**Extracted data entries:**
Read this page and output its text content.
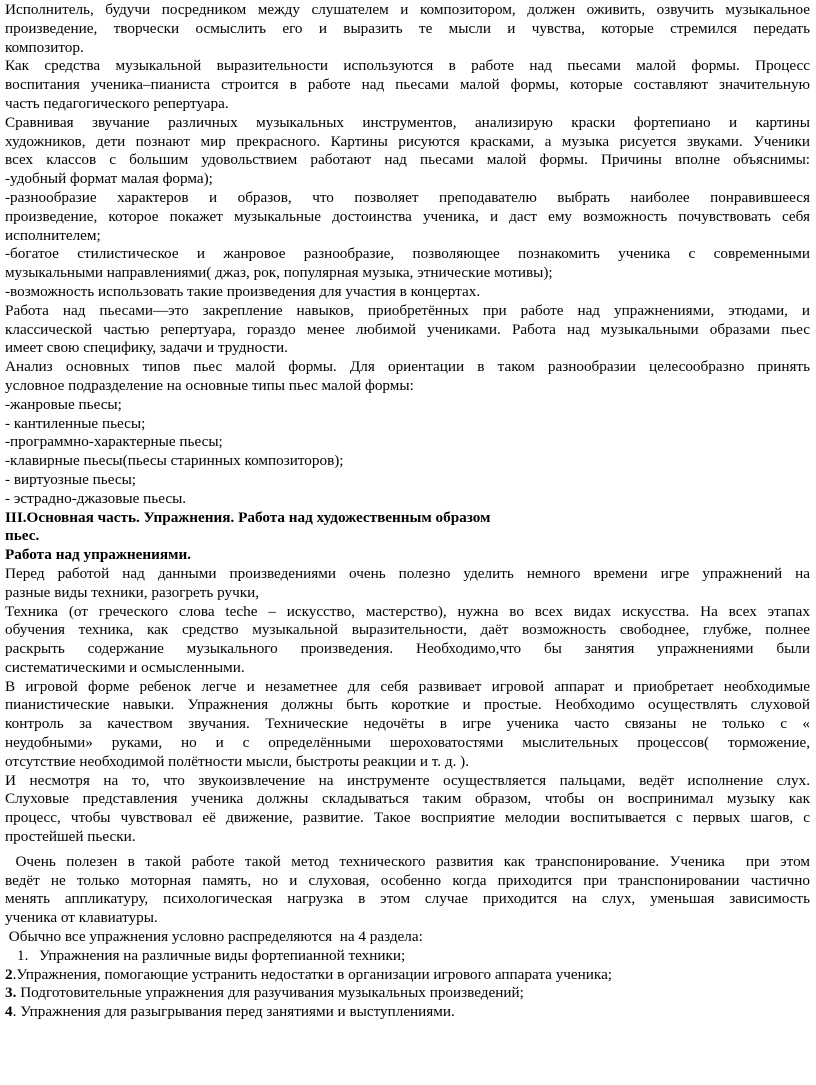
Исполнитель, будучи посредником между слушателем и композитором, должен оживить, озвучить музыкальное
произведение, творчески осмыслить его и выразить те мысли и чувства, которые стремился передать
композитор.

Как средства музыкальной выразительности используются в работе над пьесами малой формы. Процесс
воспитания ученика–пианиста строится в работе над пьесами малой формы, которые составляют значительную
часть педагогического репертуара.

Сравнивая звучание различных музыкальных инструментов, анализирую краски фортепиано и картины
художников, дети познают мир прекрасного. Картины рисуются красками, а музыка рисуется звуками. Ученики
всех классов с большим удовольствием работают над пьесами малой формы. Причины вполне объяснимы:

-удобный формат малая форма);

-разнообразие характеров и образов, что позволяет преподавателю выбрать наиболее понравившееся
произведение, которое покажет музыкальные достоинства ученика, и даст ему возможность почувствовать себя
исполнителем;

-богатое стилистическое и жанровое разнообразие, позволяющее познакомить ученика с современными
музыкальными направлениями( джаз, рок, популярная музыка, этнические мотивы);

-возможность использовать такие произведения для участия в концертах.

Работа над пьесами—это закрепление навыков, приобретённых при работе над упражнениями, этюдами, и
классической частью репертуара, гораздо менее любимой учениками. Работа над музыкальными образами пьес
имеет свою специфику, задачи и трудности.

Анализ основных типов пьес малой формы. Для ориентации в таком разнообразии целесообразно принять
условное подразделение на основные типы пьес малой формы:

-жанровые пьесы;

- кантиленные пьесы;

-программно-характерные пьесы;

-клавирные пьесы(пьесы старинных композиторов);

- виртуозные пьесы;

- эстрадно-джазовые пьесы.

III.Основная часть. Упражнения. Работа над художественным образом

пьес.

Работа над упражнениями.

Перед работой над данными произведениями очень полезно уделить немного времени игре упражнений на
разные виды техники, разогреть ручки,

Техника (от греческого слова teche – искусство, мастерство), нужна во всех видах искусства. На всех этапах
обучения техника, как средство музыкальной выразительности, даёт возможность свободнее, глубже, полнее
раскрыть содержание музыкального произведения. Необходимо,что бы занятия упражнениями были
систематическими и осмысленными.

В игровой форме ребенок легче и незаметнее для себя развивает игровой аппарат и приобретает необходимые
пианистические навыки. Упражнения должны быть короткие и простые. Необходимо осуществлять слуховой
контроль за качеством звучания. Технические недочёты в игре ученика часто связаны не только с «
неудобными» руками, но и с определёнными шероховатостями мыслительных процессов( торможение,
отсутствие необходимой полётности мысли, быстроты реакции и т. д. ).

И несмотря на то, что звукоизвлечение на инструменте осуществляется пальцами, ведёт исполнение слух.
Слуховые представления ученика должны складываться таким образом, чтобы он воспринимал музыку как
процесс, чтобы чувствовал её движение, развитие. Такое восприятие мелодии воспитывается с первых шагов, с
простейшей пьески.

Очень полезен в такой работе такой метод технического развития как транспонирование. Ученика  при этом
ведёт не только моторная память, но и слуховая, особенно когда приходится при транспонировании частично
менять аппликатуру, психологическая нагрузка в этом случае приходится на слух, уменьшая зависимость
ученика от клавиатуры.

Обычно все упражнения условно распределяются  на 4 раздела:

1. Упражнения на различные виды фортепианной техники;

2.Упражнения, помогающие устранить недостатки в организации игрового аппарата ученика;

3. Подготовительные упражнения для разучивания музыкальных произведений;

4. Упражнения для разыгрывания перед занятиями и выступлениями.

**PROBLEM DESCRIPTION:**
Repeat the data exactly in full, omitting its pictures.

**FULL OUTPUT:**
Read this page and output its text content.
Исполнитель, будучи посредником между слушателем и композитором, должен оживить, озвучить музыкальное
произведение, творчески осмыслить его и выразить те мысли и чувства, которые стремился передать
композитор.

Как средства музыкальной выразительности используются в работе над пьесами малой формы. Процесс
воспитания ученика–пианиста строится в работе над пьесами малой формы, которые составляют значительную
часть педагогического репертуара.

Сравнивая звучание различных музыкальных инструментов, анализирую краски фортепиано и картины
художников, дети познают мир прекрасного. Картины рисуются красками, а музыка рисуется звуками. Ученики
всех классов с большим удовольствием работают над пьесами малой формы. Причины вполне объяснимы:

-удобный формат малая форма);

-разнообразие характеров и образов, что позволяет преподавателю выбрать наиболее понравившееся
произведение, которое покажет музыкальные достоинства ученика, и даст ему возможность почувствовать себя
исполнителем;

-богатое стилистическое и жанровое разнообразие, позволяющее познакомить ученика с современными
музыкальными направлениями( джаз, рок, популярная музыка, этнические мотивы);

-возможность использовать такие произведения для участия в концертах.

Работа над пьесами—это закрепление навыков, приобретённых при работе над упражнениями, этюдами, и
классической частью репертуара, гораздо менее любимой учениками. Работа над музыкальными образами пьес
имеет свою специфику, задачи и трудности.

Анализ основных типов пьес малой формы. Для ориентации в таком разнообразии целесообразно принять
условное подразделение на основные типы пьес малой формы:

-жанровые пьесы;

- кантиленные пьесы;

-программно-характерные пьесы;

-клавирные пьесы(пьесы старинных композиторов);

- виртуозные пьесы;

- эстрадно-джазовые пьесы.

III.Основная часть. Упражнения. Работа над художественным образом

пьес.

Работа над упражнениями.

Перед работой над данными произведениями очень полезно уделить немного времени игре упражнений на
разные виды техники, разогреть ручки,

Техника (от греческого слова teche – искусство, мастерство), нужна во всех видах искусства. На всех этапах
обучения техника, как средство музыкальной выразительности, даёт возможность свободнее, глубже, полнее
раскрыть содержание музыкального произведения. Необходимо,что бы занятия упражнениями были
систематическими и осмысленными.

В игровой форме ребенок легче и незаметнее для себя развивает игровой аппарат и приобретает необходимые
пианистические навыки. Упражнения должны быть короткие и простые. Необходимо осуществлять слуховой
контроль за качеством звучания. Технические недочёты в игре ученика часто связаны не только с «
неудобными» руками, но и с определёнными шероховатостями мыслительных процессов( торможение,
отсутствие необходимой полётности мысли, быстроты реакции и т. д. ).

И несмотря на то, что звукоизвлечение на инструменте осуществляется пальцами, ведёт исполнение слух.
Слуховые представления ученика должны складываться таким образом, чтобы он воспринимал музыку как
процесс, чтобы чувствовал её движение, развитие. Такое восприятие мелодии воспитывается с первых шагов, с
простейшей пьески.

Очень полезен в такой работе такой метод технического развития как транспонирование. Ученика  при этом
ведёт не только моторная память, но и слуховая, особенно когда приходится при транспонировании частично
менять аппликатуру, психологическая нагрузка в этом случае приходится на слух, уменьшая зависимость
ученика от клавиатуры.

Обычно все упражнения условно распределяются  на 4 раздела:

1. Упражнения на различные виды фортепианной техники;

2.Упражнения, помогающие устранить недостатки в организации игрового аппарата ученика;

3. Подготовительные упражнения для разучивания музыкальных произведений;

4. Упражнения для разыгрывания перед занятиями и выступлениями.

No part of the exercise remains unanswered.